Data entries
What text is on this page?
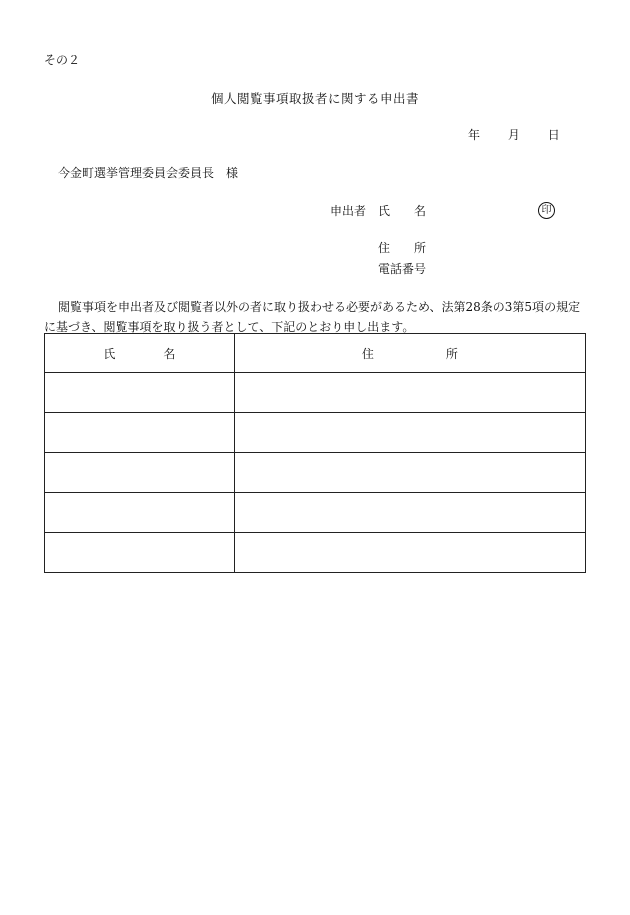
その２
個人閲覧事項取扱者に関する申出書
年 月 日
今金町選挙管理委員会委員長　様
申出者 氏　　名	印
住　　所
電話番号
閲覧事項を申出者及び閲覧者以外の者に取り扱わせる必要があるため、法第28条の3第5項の規定に基づき、閲覧事項を取り扱う者として、下記のとおり申し出ます。
氏　　　　名	住　　　　　　所
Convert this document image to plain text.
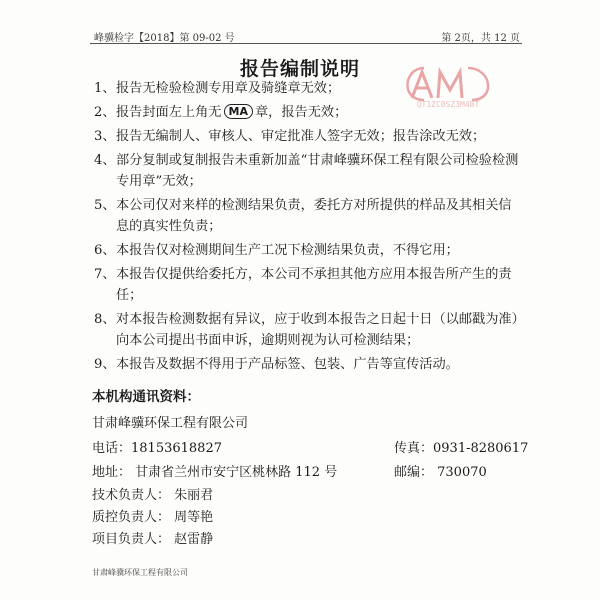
峰骥检字【2018】第 09-02 号	第 2页，共 12 页
QT1ZC0SZ3M4BT
报告编制说明
1、 报告无检验检测专用章及骑缝章无效；
2、 报告封面左上角无 MA 章，报告无效；
3、 报告无编制人、审核人、审定批准人签字无效；报告涂改无效；
4、 部分复制或复制报告未重新加盖“甘肃峰骥环保工程有限公司检验检测专用章”无效；
5、 本公司仅对来样的检测结果负责，委托方对所提供的样品及其相关信息的真实性负责；
6、 本报告仅对检测期间生产工况下检测结果负责，不得它用；
7、 本报告仅提供给委托方，本公司不承担其他方应用本报告所产生的责任；
8、 对本报告检测数据有异议，应于收到本报告之日起十日（以邮戳为准）向本公司提出书面申诉，逾期则视为认可检测结果；
9、 本报告及数据不得用于产品标签、包装、广告等宣传活动。
本机构通讯资料：
甘肃峰骥环保工程有限公司
电话：18153618827	传真：0931-8280617
地址： 甘肃省兰州市安宁区桃林路 112 号	邮编： 730070
技术负责人： 朱丽君
质控负责人： 周等艳
项目负责人： 赵雷静
甘肃峰骥环保工程有限公司
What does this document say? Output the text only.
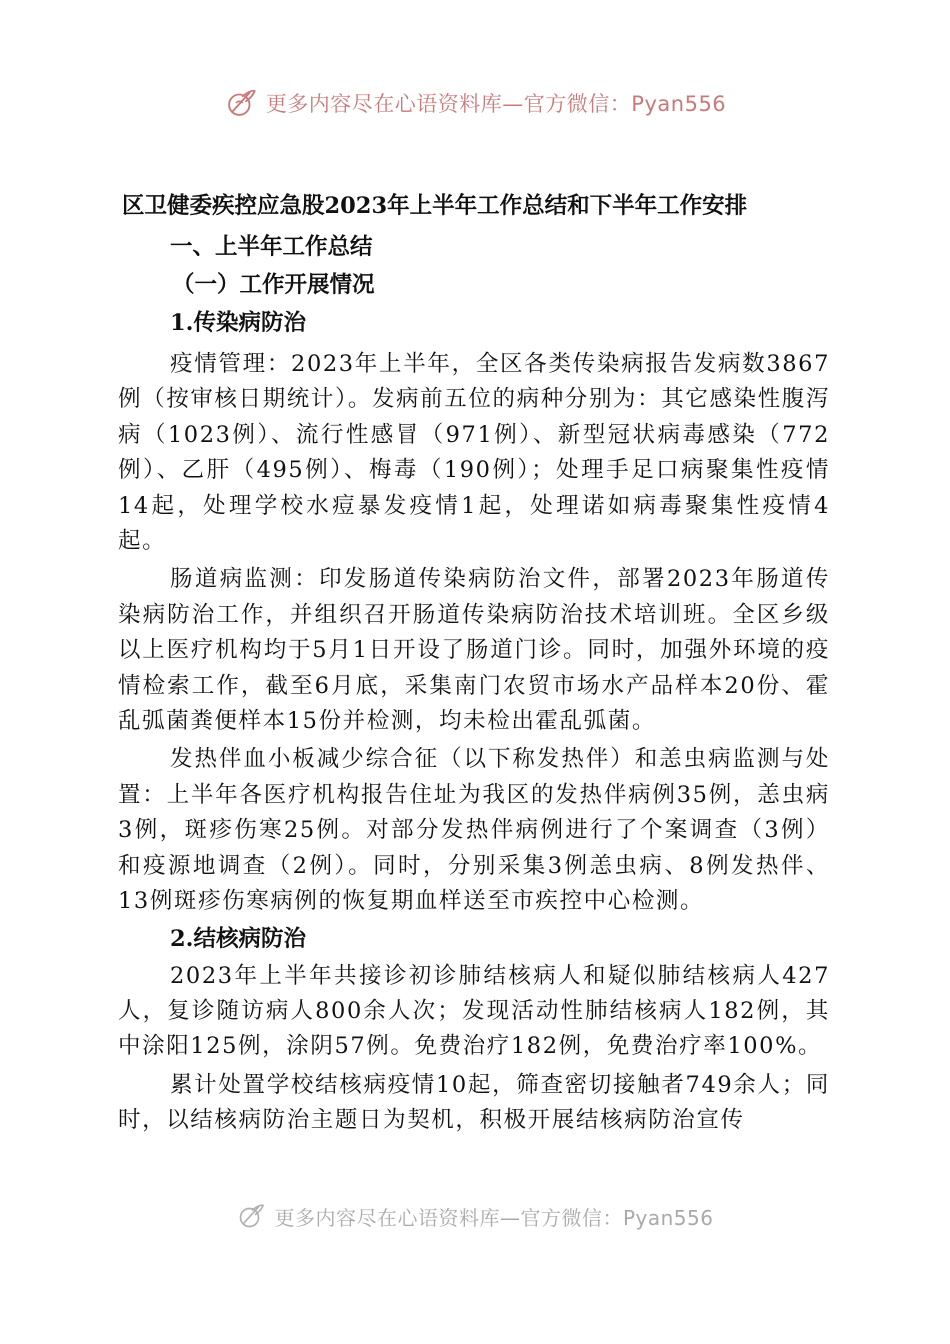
更多内容尽在心语资料库—官方微信：Pyan556

区卫健委疾控应急股2023年上半年工作总结和下半年工作安排

一、上半年工作总结

（一）工作开展情况

1.传染病防治

疫情管理：2023年上半年，全区各类传染病报告发病数3867例（按审核日期统计）。发病前五位的病种分别为：其它感染性腹泻病（1023例）、流行性感冒（971例）、新型冠状病毒感染（772例）、乙肝（495例）、梅毒（190例）；处理手足口病聚集性疫情14起，处理学校水痘暴发疫情1起，处理诺如病毒聚集性疫情4起。

肠道病监测：印发肠道传染病防治文件，部署2023年肠道传染病防治工作，并组织召开肠道传染病防治技术培训班。全区乡级以上医疗机构均于5月1日开设了肠道门诊。同时，加强外环境的疫情检索工作，截至6月底，采集南门农贸市场水产品样本20份、霍乱弧菌粪便样本15份并检测，均未检出霍乱弧菌。

发热伴血小板减少综合征（以下称发热伴）和恙虫病监测与处置：上半年各医疗机构报告住址为我区的发热伴病例35例，恙虫病3例，斑疹伤寒25例。对部分发热伴病例进行了个案调查（3例）和疫源地调查（2例）。同时，分别采集3例恙虫病、8例发热伴、13例斑疹伤寒病例的恢复期血样送至市疾控中心检测。

2.结核病防治

2023年上半年共接诊初诊肺结核病人和疑似肺结核病人427人，复诊随访病人800余人次；发现活动性肺结核病人182例，其中涂阳125例，涂阴57例。免费治疗182例，免费治疗率100%。

累计处置学校结核病疫情10起，筛查密切接触者749余人；同时，以结核病防治主题日为契机，积极开展结核病防治宣传

更多内容尽在心语资料库—官方微信：Pyan556
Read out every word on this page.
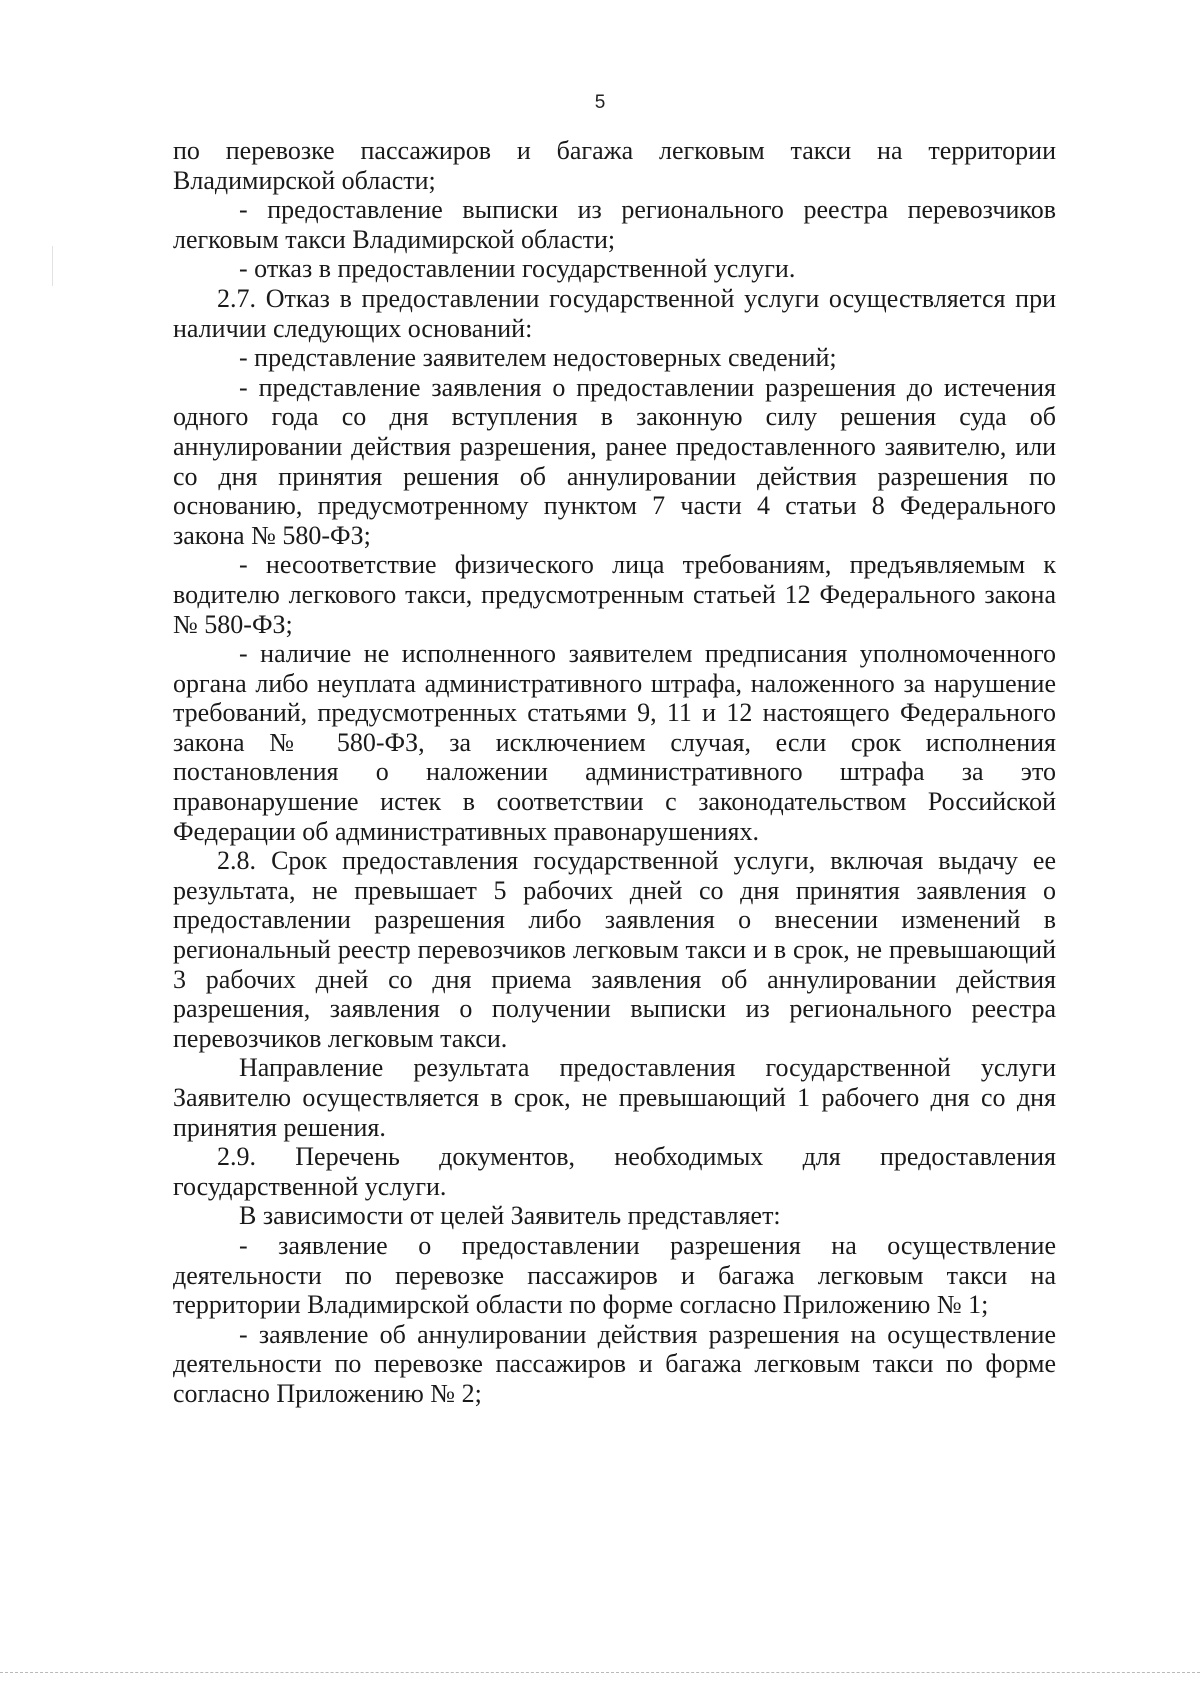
5

по перевозке пассажиров и багажа легковым такси на территории Владимирской области;

- предоставление выписки из регионального реестра перевозчиков легковым такси Владимирской области;

- отказ в предоставлении государственной услуги.

2.7. Отказ в предоставлении государственной услуги осуществляется при наличии следующих оснований:

- представление заявителем недостоверных сведений;

- представление заявления о предоставлении разрешения до истечения одного года со дня вступления в законную силу решения суда об аннулировании действия разрешения, ранее предоставленного заявителю, или со дня принятия решения об аннулировании действия разрешения по основанию, предусмотренному пунктом 7 части 4 статьи 8 Федерального закона № 580-ФЗ;

- несоответствие физического лица требованиям, предъявляемым к водителю легкового такси, предусмотренным статьей 12 Федерального закона № 580-ФЗ;

- наличие не исполненного заявителем предписания уполномоченного органа либо неуплата административного штрафа, наложенного за нарушение требований, предусмотренных статьями 9, 11 и 12 настоящего Федерального закона № 580-ФЗ, за исключением случая, если срок исполнения постановления о наложении административного штрафа за это правонарушение истек в соответствии с законодательством Российской Федерации об административных правонарушениях.

2.8. Срок предоставления государственной услуги, включая выдачу ее результата, не превышает 5 рабочих дней со дня принятия заявления о предоставлении разрешения либо заявления о внесении изменений в региональный реестр перевозчиков легковым такси и в срок, не превышающий 3 рабочих дней со дня приема заявления об аннулировании действия разрешения, заявления о получении выписки из регионального реестра перевозчиков легковым такси.

Направление результата предоставления государственной услуги Заявителю осуществляется в срок, не превышающий 1 рабочего дня со дня принятия решения.

2.9. Перечень документов, необходимых для предоставления государственной услуги.

В зависимости от целей Заявитель представляет:

- заявление о предоставлении разрешения на осуществление деятельности по перевозке пассажиров и багажа легковым такси на территории Владимирской области по форме согласно Приложению № 1;

- заявление об аннулировании действия разрешения на осуществление деятельности по перевозке пассажиров и багажа легковым такси по форме согласно Приложению № 2;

**Objective:** Read through the lines above and collect those that contain the string "заявление".

**Worked solution:**
- заявление о предоставлении разрешения на осуществление деятельности по перевозке пассажиров и багажа легковым такси на территории Владимирской области по форме согласно Приложению № 1;
- заявление об аннулировании действия разрешения на осуществление деятельности по перевозке пассажиров и багажа легковым такси по форме согласно Приложению № 2;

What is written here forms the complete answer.